Reproduce the data from the line containing "Localize each UI" to the line containing "- copy-all-label: Copy", keeping both of those lines.

=======

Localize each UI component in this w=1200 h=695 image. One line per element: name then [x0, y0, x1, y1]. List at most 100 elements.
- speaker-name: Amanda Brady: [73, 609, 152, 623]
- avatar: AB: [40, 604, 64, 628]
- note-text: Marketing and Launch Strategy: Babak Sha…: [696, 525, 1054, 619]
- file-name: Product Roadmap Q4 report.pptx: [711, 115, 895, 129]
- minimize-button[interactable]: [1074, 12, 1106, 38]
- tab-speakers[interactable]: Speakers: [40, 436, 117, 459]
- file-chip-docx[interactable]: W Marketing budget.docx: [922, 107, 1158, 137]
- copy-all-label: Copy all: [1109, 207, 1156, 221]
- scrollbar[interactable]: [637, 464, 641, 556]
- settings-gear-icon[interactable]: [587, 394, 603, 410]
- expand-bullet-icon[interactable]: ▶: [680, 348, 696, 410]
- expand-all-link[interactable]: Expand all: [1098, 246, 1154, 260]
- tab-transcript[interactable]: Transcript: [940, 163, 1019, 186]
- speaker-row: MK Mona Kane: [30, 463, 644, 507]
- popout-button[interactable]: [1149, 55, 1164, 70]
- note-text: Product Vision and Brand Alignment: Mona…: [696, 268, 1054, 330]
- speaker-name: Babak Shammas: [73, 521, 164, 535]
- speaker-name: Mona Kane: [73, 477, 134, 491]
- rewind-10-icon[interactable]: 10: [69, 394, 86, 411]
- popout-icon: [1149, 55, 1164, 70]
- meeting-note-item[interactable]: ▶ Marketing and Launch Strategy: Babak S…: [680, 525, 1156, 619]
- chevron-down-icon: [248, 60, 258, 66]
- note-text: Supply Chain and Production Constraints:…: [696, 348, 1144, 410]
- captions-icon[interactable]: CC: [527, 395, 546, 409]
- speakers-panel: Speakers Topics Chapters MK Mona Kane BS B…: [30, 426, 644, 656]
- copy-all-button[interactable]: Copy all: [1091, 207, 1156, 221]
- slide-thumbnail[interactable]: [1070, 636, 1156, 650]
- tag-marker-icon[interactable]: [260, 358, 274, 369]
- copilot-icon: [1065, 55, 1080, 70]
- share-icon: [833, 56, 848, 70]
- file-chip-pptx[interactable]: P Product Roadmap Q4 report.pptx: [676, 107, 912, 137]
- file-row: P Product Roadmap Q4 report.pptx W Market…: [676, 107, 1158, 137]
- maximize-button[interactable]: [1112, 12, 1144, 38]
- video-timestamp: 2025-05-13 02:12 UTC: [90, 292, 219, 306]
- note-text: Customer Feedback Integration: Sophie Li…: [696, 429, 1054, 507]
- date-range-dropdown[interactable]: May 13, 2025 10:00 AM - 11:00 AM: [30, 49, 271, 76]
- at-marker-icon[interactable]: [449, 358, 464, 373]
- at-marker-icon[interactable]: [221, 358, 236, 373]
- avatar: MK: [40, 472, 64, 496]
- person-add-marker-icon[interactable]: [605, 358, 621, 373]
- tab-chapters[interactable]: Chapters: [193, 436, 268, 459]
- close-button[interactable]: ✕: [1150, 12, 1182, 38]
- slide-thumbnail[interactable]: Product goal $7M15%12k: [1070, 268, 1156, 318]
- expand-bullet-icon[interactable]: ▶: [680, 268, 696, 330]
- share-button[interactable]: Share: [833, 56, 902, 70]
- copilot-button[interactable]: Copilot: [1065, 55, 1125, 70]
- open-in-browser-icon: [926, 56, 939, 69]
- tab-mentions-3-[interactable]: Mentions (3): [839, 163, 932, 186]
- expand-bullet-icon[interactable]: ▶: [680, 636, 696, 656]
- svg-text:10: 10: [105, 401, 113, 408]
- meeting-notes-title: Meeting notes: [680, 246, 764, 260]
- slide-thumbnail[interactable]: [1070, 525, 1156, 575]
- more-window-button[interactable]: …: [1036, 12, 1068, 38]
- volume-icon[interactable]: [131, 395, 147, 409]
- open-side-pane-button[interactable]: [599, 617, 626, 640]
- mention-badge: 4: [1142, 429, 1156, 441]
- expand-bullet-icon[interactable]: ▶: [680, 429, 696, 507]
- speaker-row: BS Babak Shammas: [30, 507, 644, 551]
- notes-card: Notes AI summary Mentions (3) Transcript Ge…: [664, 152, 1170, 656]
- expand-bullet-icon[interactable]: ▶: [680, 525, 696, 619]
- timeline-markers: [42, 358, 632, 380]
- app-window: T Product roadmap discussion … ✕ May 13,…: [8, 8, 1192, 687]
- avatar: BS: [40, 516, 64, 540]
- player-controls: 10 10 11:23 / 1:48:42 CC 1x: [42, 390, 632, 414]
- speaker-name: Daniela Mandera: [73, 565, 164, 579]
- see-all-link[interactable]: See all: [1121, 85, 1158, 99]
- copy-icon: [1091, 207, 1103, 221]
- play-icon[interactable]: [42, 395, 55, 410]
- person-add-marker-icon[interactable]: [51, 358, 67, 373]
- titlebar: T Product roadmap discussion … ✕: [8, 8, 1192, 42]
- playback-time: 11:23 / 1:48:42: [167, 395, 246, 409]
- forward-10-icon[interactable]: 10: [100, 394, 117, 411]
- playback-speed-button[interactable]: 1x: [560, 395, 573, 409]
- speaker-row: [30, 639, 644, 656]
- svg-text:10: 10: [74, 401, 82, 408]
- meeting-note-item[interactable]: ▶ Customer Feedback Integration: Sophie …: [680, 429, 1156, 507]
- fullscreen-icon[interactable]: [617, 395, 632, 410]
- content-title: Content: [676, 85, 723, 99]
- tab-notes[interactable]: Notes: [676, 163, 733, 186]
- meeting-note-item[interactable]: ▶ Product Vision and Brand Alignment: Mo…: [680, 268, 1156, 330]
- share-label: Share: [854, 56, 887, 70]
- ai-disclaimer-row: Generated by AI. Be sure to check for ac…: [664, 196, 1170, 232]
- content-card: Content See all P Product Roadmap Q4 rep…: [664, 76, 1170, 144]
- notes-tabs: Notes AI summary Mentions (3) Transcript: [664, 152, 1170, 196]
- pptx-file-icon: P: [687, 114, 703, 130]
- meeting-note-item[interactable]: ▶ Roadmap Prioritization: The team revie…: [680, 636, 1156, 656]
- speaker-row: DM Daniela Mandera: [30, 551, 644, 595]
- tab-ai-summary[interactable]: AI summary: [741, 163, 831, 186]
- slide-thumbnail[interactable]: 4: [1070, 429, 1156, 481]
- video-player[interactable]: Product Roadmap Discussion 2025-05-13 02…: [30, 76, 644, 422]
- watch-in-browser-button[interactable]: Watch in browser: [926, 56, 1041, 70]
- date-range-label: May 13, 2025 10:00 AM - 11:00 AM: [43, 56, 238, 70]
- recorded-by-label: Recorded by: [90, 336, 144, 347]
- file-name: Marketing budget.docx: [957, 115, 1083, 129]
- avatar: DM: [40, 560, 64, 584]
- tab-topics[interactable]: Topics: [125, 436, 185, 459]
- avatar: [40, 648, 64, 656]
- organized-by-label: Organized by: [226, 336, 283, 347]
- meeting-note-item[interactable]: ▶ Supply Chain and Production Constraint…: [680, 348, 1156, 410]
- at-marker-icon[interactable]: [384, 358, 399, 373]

=======

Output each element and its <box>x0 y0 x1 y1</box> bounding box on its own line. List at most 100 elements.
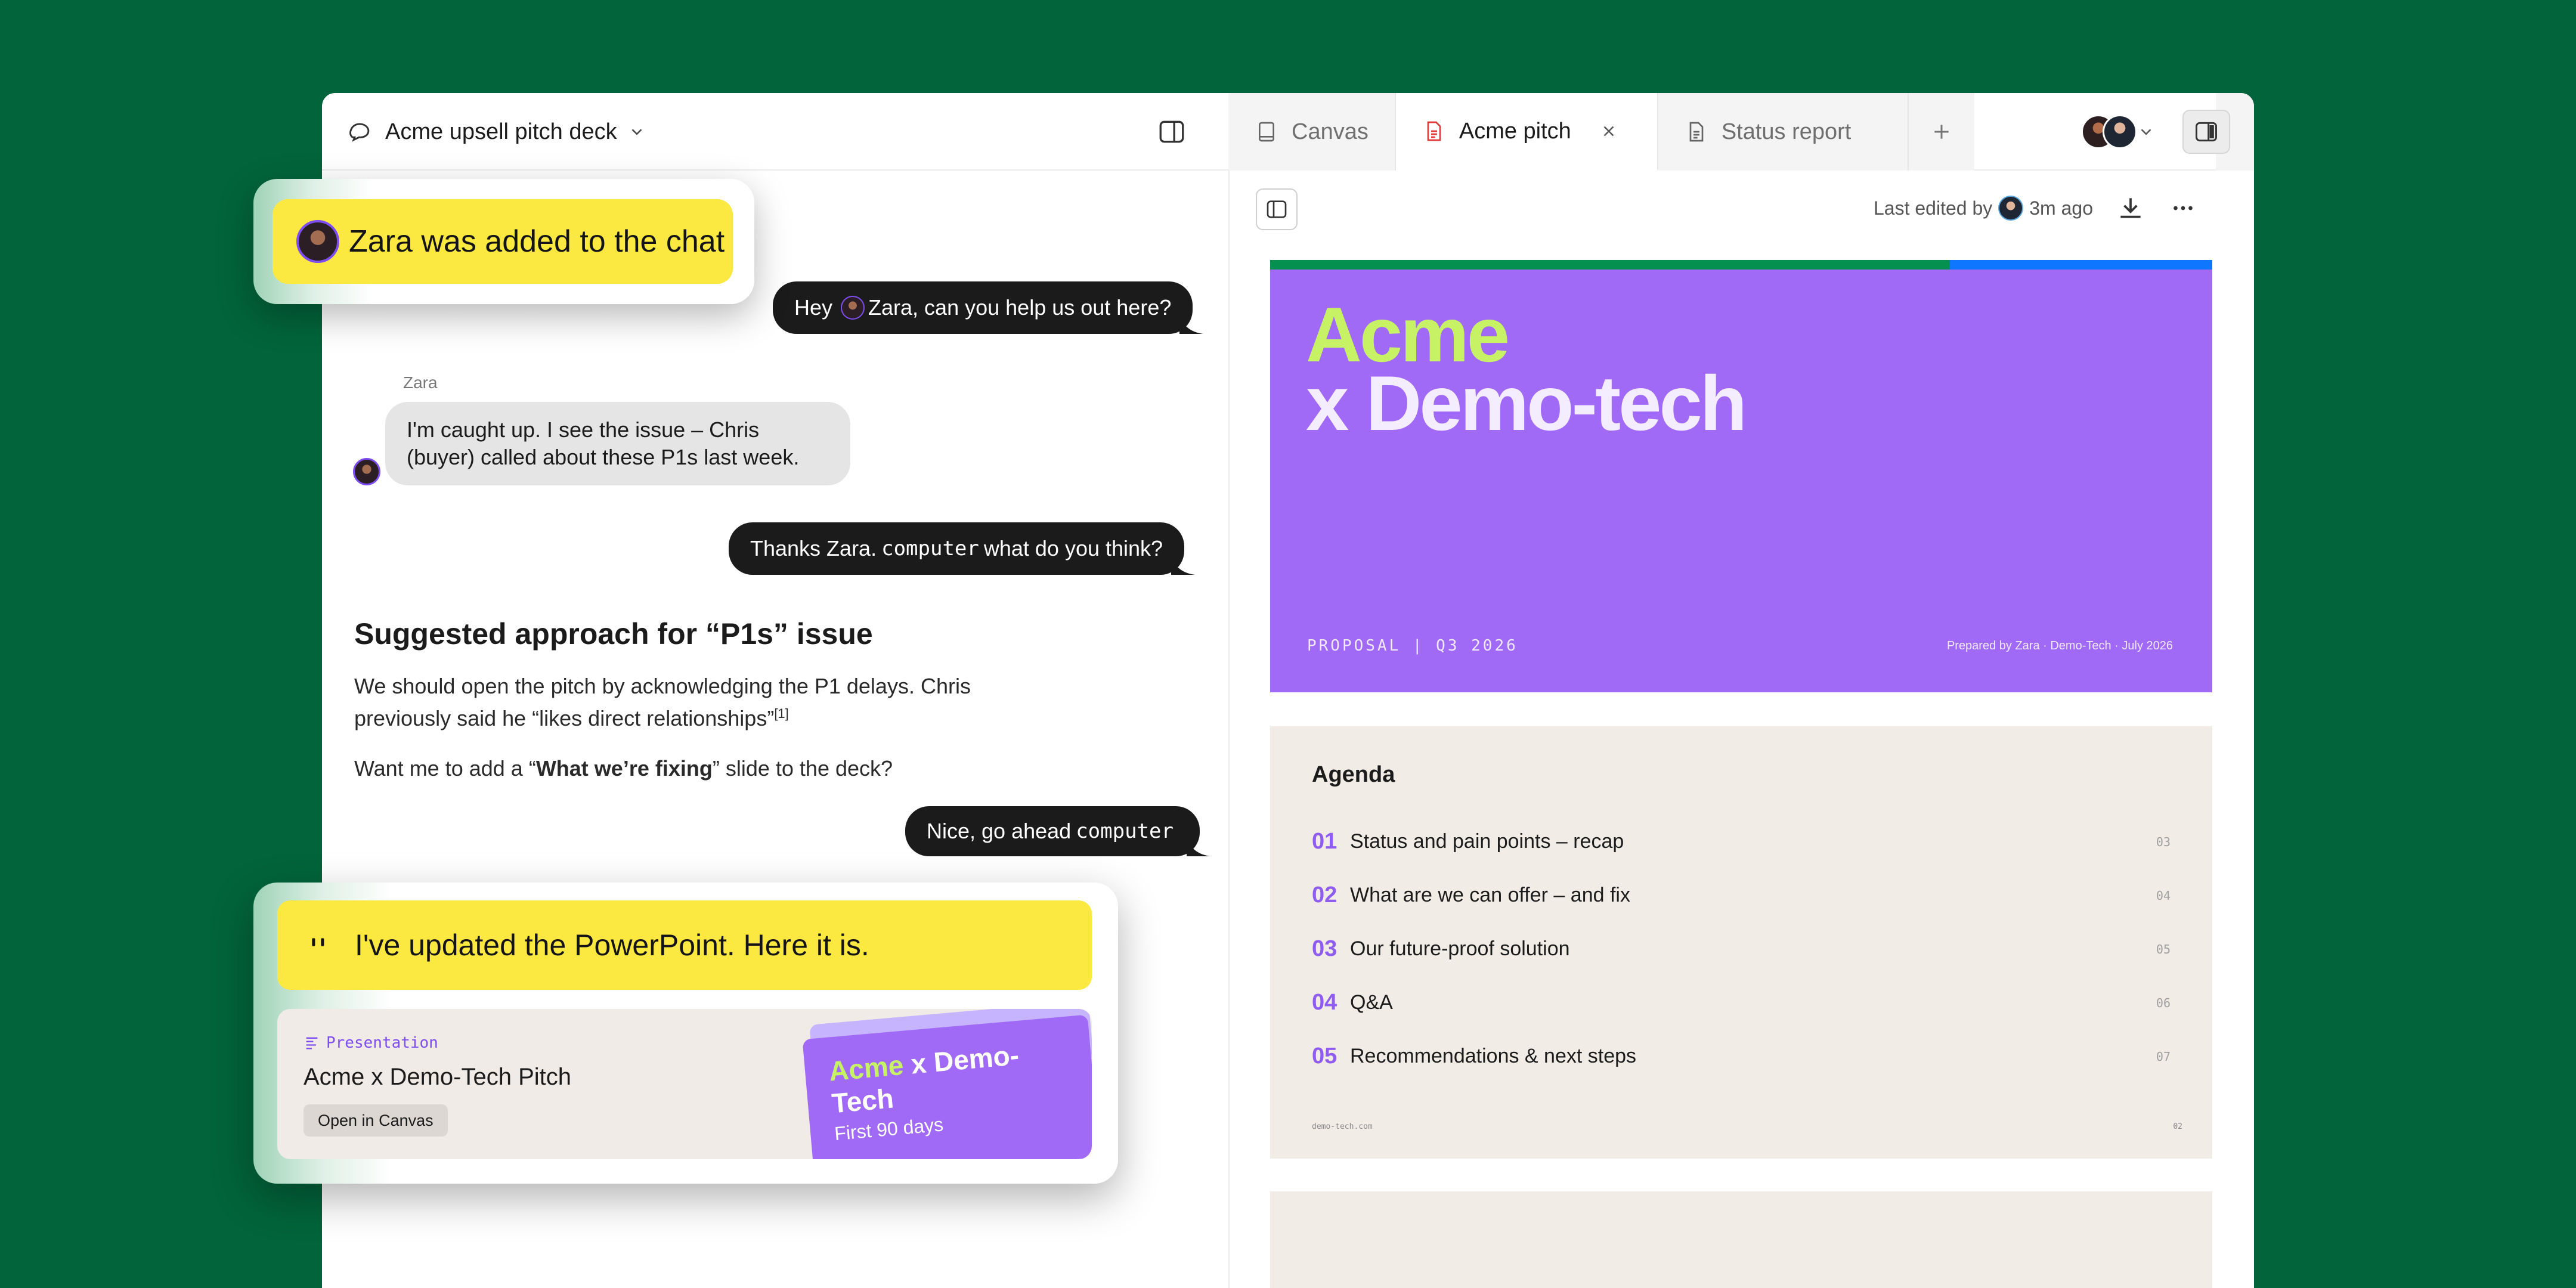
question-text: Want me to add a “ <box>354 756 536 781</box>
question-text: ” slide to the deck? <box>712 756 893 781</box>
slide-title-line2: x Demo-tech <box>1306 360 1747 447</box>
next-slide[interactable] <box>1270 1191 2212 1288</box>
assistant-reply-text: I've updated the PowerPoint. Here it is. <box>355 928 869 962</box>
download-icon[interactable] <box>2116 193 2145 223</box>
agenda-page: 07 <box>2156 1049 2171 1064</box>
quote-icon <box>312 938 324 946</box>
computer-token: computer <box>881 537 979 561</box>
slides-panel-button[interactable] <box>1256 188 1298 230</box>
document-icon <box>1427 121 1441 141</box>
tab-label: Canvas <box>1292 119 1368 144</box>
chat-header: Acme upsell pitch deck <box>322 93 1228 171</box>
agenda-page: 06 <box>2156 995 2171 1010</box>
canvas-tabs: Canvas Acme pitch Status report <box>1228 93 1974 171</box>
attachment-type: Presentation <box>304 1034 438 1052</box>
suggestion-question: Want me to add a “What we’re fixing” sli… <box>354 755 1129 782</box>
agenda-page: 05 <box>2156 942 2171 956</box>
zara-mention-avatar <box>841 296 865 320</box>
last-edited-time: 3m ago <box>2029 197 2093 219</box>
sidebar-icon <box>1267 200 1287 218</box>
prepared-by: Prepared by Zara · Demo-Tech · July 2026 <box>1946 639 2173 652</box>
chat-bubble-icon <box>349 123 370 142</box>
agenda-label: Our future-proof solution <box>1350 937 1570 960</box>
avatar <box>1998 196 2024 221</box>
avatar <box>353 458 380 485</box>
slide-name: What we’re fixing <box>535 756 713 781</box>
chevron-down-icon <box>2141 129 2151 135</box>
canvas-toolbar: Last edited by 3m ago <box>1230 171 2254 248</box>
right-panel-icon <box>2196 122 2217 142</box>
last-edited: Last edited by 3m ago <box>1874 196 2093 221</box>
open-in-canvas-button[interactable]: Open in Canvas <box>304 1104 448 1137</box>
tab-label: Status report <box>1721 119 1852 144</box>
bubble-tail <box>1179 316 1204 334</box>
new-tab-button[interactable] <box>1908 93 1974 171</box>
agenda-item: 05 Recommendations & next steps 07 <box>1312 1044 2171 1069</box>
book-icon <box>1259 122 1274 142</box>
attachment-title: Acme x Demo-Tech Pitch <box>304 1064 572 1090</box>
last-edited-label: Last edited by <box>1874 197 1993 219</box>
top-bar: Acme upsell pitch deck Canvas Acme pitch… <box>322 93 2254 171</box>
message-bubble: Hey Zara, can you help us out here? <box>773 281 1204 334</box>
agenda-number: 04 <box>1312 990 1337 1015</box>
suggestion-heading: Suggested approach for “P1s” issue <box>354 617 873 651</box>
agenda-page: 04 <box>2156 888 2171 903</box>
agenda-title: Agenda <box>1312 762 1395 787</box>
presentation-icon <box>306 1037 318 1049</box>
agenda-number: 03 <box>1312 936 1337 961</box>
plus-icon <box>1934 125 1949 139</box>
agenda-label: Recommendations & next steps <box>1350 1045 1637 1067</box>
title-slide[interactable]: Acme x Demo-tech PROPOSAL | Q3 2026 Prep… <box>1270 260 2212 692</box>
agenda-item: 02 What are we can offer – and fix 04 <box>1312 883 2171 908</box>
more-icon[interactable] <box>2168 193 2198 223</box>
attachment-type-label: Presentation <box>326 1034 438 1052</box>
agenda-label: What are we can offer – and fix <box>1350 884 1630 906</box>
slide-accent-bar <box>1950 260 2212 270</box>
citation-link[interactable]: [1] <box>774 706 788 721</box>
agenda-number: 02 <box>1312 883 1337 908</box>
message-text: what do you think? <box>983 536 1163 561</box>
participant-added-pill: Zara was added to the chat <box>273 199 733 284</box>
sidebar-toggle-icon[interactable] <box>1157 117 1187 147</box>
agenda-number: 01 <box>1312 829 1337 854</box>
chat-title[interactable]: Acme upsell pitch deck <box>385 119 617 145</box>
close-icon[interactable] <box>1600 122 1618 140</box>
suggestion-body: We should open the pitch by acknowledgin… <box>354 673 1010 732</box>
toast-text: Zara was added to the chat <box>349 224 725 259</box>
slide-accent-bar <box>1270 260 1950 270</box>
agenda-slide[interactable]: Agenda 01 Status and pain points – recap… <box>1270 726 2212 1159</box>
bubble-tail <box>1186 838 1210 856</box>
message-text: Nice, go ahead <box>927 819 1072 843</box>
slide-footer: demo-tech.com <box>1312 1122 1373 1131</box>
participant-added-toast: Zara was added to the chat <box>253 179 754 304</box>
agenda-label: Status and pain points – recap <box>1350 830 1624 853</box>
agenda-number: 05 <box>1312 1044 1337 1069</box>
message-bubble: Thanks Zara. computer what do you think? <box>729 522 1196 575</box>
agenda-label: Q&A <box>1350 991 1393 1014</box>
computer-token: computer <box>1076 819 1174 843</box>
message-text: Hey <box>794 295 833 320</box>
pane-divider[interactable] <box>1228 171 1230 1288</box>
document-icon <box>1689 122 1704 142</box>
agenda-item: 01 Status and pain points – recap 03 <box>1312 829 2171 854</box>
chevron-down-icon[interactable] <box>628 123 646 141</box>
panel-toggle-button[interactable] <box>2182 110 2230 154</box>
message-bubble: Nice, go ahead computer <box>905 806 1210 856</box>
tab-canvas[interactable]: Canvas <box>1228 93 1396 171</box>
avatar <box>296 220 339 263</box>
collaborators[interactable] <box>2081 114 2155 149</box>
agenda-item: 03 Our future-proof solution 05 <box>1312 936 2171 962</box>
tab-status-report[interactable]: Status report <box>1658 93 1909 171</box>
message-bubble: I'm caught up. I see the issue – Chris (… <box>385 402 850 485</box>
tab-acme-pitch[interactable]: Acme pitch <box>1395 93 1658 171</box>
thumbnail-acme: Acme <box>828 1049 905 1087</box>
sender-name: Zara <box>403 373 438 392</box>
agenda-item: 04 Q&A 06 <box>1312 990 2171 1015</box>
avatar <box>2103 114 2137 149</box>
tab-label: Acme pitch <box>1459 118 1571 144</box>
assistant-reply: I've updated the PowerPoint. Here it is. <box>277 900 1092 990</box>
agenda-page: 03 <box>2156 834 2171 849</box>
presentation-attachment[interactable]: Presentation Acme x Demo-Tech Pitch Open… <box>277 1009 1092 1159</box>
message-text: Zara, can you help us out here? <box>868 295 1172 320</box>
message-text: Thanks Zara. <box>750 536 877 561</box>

=======

[Answer below]:
Localize each UI component in this w=1200 h=695 image. One line per element: name then [x0, y0, x1, y1]. List at most 100 elements.
- speaker-name: Amanda Brady: [73, 609, 152, 623]
- avatar: AB: [40, 604, 64, 628]
- note-text: Marketing and Launch Strategy: Babak Sha…: [696, 525, 1054, 619]
- file-name: Product Roadmap Q4 report.pptx: [711, 115, 895, 129]
- minimize-button[interactable]: [1074, 12, 1106, 38]
- tab-speakers[interactable]: Speakers: [40, 436, 117, 459]
- file-chip-docx[interactable]: W Marketing budget.docx: [922, 107, 1158, 137]
- copy-all-label: Copy all: [1109, 207, 1156, 221]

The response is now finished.